WHAT THE TASK REQUIRES >> Report how many lines hold the string "монашескому". Give the number and nothing else.

Dataset items:
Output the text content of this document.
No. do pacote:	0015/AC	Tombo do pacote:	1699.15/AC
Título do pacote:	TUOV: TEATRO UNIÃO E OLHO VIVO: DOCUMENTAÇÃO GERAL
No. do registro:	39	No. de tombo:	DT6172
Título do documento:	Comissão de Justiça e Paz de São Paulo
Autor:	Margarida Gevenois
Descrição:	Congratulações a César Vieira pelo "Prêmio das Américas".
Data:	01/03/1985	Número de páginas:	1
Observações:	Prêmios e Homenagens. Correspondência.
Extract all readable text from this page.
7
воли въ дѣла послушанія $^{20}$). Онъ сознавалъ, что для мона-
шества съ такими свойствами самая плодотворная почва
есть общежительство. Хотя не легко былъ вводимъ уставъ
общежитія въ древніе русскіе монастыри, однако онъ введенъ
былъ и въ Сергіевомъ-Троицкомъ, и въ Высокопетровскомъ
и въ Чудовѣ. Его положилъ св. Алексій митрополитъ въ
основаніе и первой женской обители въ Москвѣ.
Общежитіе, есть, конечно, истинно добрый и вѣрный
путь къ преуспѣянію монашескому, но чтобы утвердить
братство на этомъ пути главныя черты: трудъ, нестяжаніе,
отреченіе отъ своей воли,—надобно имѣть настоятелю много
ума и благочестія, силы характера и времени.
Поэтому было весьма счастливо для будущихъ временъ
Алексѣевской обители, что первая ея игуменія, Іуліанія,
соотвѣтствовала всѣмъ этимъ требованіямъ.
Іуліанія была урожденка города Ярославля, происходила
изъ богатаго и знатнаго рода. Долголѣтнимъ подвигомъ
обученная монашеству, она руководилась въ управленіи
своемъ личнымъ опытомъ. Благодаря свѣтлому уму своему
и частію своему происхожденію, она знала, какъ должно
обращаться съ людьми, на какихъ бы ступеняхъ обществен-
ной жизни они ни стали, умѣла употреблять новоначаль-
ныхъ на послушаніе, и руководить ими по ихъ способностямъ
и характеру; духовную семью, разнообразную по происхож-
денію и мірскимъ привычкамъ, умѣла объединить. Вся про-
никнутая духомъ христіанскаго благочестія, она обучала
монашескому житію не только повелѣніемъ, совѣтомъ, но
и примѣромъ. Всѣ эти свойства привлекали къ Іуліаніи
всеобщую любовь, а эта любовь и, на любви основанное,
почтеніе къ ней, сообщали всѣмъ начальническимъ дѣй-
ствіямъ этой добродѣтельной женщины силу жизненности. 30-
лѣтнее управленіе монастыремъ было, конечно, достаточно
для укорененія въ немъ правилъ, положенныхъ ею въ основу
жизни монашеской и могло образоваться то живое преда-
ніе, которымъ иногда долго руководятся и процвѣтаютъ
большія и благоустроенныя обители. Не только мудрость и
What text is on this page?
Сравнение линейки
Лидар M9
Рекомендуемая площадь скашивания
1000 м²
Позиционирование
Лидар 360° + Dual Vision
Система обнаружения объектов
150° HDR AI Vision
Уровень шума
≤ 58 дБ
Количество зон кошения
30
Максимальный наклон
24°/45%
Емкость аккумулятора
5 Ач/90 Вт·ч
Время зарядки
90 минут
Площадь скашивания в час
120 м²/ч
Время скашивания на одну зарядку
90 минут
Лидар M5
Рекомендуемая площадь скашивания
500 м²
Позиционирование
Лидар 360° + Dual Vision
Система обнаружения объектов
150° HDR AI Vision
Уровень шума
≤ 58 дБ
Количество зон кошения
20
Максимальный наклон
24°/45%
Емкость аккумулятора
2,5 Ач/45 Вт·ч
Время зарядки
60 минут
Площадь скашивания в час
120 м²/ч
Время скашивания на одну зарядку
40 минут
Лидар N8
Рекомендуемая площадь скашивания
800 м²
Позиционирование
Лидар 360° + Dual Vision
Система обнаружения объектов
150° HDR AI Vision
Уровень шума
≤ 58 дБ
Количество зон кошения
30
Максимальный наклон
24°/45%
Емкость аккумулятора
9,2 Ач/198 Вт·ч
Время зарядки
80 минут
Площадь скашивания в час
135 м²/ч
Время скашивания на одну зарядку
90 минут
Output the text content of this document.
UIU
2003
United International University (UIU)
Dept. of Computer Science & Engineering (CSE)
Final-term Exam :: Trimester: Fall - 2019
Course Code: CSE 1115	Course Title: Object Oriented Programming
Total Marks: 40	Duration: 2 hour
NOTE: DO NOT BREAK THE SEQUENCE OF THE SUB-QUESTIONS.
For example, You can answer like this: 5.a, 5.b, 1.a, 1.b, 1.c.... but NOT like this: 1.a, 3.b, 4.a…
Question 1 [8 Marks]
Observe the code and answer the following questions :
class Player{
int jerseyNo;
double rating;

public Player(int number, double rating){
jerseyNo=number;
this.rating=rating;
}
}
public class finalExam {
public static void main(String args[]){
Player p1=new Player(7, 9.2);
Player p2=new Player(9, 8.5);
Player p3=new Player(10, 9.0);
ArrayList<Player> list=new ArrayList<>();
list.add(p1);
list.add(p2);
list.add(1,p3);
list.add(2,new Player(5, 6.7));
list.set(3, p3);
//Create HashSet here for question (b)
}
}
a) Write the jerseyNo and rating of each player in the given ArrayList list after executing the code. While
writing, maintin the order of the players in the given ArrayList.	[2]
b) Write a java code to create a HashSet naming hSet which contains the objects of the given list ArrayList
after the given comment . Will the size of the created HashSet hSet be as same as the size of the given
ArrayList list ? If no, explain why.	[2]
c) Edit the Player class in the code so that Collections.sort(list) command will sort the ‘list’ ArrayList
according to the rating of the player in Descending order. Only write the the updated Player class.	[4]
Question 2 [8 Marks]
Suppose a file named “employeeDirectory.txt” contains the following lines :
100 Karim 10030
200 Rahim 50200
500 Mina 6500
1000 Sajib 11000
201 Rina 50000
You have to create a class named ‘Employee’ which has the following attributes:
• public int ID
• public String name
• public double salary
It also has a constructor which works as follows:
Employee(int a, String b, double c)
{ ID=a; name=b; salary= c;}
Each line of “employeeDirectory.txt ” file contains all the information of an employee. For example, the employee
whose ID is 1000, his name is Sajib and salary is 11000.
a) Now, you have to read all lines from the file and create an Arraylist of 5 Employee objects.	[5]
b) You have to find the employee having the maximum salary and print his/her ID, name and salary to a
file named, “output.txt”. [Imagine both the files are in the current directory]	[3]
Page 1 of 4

ANSWER FOR THIS EXERCISE >> 2